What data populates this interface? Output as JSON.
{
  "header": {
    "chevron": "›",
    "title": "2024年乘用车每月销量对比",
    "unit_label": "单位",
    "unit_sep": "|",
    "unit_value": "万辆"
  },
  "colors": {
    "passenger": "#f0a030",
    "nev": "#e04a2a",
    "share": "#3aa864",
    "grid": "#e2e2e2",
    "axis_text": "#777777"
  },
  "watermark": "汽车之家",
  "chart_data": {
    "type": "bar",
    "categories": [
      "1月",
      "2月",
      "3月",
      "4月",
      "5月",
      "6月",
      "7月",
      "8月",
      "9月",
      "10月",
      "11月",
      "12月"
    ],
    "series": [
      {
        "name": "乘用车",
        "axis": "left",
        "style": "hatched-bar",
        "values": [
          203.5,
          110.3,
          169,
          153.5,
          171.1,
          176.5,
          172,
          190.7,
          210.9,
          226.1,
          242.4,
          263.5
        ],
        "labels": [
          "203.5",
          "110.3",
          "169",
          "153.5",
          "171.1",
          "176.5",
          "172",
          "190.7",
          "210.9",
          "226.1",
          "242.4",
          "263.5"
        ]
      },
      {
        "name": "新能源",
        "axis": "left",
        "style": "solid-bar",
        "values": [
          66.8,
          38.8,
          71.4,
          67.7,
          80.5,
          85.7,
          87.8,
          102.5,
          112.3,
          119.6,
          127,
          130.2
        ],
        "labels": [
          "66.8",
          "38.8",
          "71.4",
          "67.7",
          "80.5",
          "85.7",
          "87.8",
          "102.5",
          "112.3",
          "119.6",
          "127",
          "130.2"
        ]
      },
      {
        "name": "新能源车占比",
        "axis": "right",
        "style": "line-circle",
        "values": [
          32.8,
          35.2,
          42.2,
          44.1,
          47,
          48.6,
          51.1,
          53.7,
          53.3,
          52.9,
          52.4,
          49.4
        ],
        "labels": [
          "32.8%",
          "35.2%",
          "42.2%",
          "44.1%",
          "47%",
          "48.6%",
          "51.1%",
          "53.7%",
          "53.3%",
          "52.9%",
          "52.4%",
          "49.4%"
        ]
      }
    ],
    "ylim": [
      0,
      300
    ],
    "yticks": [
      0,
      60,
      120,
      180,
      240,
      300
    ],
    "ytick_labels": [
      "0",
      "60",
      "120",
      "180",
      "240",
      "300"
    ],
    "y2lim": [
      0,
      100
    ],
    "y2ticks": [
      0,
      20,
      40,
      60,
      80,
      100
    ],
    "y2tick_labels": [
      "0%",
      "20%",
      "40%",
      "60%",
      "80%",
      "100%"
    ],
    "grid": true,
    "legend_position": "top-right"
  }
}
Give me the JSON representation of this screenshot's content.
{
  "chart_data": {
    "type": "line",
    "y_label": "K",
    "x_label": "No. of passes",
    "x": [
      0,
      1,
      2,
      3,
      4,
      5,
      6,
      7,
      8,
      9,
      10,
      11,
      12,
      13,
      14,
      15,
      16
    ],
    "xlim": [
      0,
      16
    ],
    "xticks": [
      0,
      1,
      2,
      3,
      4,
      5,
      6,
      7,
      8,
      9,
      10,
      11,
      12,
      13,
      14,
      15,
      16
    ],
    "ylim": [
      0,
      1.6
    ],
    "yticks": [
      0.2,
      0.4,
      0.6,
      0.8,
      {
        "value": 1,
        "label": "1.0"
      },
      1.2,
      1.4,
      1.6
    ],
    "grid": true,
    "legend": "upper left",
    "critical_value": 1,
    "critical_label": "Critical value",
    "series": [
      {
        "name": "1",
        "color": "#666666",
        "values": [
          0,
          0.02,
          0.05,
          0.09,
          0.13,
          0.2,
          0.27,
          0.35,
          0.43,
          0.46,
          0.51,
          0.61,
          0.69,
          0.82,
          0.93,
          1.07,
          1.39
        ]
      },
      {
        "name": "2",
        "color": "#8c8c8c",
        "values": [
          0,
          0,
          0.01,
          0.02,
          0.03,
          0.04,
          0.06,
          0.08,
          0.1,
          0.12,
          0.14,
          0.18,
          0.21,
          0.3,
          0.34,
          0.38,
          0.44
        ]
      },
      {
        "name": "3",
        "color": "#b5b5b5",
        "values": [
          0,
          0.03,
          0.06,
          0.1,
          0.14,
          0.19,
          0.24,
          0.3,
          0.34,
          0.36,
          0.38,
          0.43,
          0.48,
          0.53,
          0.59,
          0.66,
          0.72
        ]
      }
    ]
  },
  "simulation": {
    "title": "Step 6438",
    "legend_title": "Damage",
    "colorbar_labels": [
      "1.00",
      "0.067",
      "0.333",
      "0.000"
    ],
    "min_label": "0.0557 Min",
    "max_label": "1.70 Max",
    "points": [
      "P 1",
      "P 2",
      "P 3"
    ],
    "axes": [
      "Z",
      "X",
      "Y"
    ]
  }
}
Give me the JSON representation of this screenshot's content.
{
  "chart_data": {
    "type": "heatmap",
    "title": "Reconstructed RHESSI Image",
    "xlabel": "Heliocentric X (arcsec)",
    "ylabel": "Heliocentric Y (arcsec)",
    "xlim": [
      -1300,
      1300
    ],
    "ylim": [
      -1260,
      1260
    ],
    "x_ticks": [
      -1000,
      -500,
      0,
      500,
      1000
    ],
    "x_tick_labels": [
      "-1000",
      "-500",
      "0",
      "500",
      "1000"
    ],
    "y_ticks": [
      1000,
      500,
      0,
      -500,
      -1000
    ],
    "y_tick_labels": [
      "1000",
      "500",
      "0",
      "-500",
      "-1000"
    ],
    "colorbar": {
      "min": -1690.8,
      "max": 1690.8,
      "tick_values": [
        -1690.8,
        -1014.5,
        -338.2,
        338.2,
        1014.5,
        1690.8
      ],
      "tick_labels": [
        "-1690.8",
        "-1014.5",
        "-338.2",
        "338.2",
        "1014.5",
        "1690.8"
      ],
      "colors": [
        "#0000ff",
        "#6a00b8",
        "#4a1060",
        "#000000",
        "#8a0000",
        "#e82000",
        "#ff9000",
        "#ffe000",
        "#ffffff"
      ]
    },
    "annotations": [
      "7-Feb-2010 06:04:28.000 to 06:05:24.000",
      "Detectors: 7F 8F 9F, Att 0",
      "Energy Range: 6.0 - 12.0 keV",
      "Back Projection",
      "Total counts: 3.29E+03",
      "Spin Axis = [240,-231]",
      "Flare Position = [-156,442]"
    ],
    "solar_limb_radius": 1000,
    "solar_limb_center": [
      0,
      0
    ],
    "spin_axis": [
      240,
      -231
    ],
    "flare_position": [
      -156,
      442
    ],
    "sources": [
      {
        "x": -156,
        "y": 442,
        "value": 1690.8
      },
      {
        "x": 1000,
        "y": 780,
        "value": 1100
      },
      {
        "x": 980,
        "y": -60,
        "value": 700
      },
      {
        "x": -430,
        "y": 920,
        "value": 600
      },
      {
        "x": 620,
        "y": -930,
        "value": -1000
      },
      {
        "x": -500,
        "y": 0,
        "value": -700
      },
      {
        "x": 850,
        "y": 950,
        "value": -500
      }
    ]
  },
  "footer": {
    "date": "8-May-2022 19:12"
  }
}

====

#### Exercise aim
Collect from the data above every line that includes "Heliocentric".

#### Exercise output
    "xlabel": "Heliocentric X (arcsec)",
    "ylabel": "Heliocentric Y (arcsec)",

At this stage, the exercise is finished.